[START]

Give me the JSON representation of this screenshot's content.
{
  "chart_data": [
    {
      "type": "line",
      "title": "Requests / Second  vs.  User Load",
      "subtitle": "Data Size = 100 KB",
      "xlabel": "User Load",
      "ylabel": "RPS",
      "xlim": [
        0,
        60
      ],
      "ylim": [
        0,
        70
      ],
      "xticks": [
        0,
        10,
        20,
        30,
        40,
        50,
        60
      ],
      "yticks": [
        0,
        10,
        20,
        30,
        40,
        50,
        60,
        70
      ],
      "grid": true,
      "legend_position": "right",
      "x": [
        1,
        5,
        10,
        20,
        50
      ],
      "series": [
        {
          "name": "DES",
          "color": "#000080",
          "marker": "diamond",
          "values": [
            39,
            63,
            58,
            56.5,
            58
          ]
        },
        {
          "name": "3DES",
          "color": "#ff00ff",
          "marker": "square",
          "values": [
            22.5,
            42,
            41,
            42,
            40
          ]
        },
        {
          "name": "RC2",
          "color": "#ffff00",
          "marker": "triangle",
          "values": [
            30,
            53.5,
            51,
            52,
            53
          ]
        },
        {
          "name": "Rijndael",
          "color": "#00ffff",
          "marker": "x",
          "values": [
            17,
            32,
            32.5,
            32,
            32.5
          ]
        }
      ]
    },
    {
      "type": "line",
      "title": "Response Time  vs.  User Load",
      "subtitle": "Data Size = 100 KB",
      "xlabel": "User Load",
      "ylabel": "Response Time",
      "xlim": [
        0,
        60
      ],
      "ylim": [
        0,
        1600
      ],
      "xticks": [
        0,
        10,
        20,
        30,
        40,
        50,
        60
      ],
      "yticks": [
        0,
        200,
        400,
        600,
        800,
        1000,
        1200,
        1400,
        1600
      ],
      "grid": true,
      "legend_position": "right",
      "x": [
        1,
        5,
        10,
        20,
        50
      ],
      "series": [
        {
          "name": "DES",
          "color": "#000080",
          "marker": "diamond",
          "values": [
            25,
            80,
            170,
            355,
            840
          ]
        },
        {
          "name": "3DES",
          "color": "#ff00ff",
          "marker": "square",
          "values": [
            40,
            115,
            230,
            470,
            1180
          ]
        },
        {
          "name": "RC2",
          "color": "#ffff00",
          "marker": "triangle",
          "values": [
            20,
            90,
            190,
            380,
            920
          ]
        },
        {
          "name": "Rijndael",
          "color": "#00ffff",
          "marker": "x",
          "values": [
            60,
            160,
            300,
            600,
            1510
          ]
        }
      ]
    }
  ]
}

[END]

**What is expected**
All of the material above needs to be copied exactly.

**Solution for this exercise**
Give me the JSON representation of this screenshot's content.
{
  "chart_data": [
    {
      "type": "line",
      "title": "Requests / Second  vs.  User Load",
      "subtitle": "Data Size = 100 KB",
      "xlabel": "User Load",
      "ylabel": "RPS",
      "xlim": [
        0,
        60
      ],
      "ylim": [
        0,
        70
      ],
      "xticks": [
        0,
        10,
        20,
        30,
        40,
        50,
        60
      ],
      "yticks": [
        0,
        10,
        20,
        30,
        40,
        50,
        60,
        70
      ],
      "grid": true,
      "legend_position": "right",
      "x": [
        1,
        5,
        10,
        20,
        50
      ],
      "series": [
        {
          "name": "DES",
          "color": "#000080",
          "marker": "diamond",
          "values": [
            39,
            63,
            58,
            56.5,
            58
          ]
        },
        {
          "name": "3DES",
          "color": "#ff00ff",
          "marker": "square",
          "values": [
            22.5,
            42,
            41,
            42,
            40
          ]
        },
        {
          "name": "RC2",
          "color": "#ffff00",
          "marker": "triangle",
          "values": [
            30,
            53.5,
            51,
            52,
            53
          ]
        },
        {
          "name": "Rijndael",
          "color": "#00ffff",
          "marker": "x",
          "values": [
            17,
            32,
            32.5,
            32,
            32.5
          ]
        }
      ]
    },
    {
      "type": "line",
      "title": "Response Time  vs.  User Load",
      "subtitle": "Data Size = 100 KB",
      "xlabel": "User Load",
      "ylabel": "Response Time",
      "xlim": [
        0,
        60
      ],
      "ylim": [
        0,
        1600
      ],
      "xticks": [
        0,
        10,
        20,
        30,
        40,
        50,
        60
      ],
      "yticks": [
        0,
        200,
        400,
        600,
        800,
        1000,
        1200,
        1400,
        1600
      ],
      "grid": true,
      "legend_position": "right",
      "x": [
        1,
        5,
        10,
        20,
        50
      ],
      "series": [
        {
          "name": "DES",
          "color": "#000080",
          "marker": "diamond",
          "values": [
            25,
            80,
            170,
            355,
            840
          ]
        },
        {
          "name": "3DES",
          "color": "#ff00ff",
          "marker": "square",
          "values": [
            40,
            115,
            230,
            470,
            1180
          ]
        },
        {
          "name": "RC2",
          "color": "#ffff00",
          "marker": "triangle",
          "values": [
            20,
            90,
            190,
            380,
            920
          ]
        },
        {
          "name": "Rijndael",
          "color": "#00ffff",
          "marker": "x",
          "values": [
            60,
            160,
            300,
            600,
            1510
          ]
        }
      ]
    }
  ]
}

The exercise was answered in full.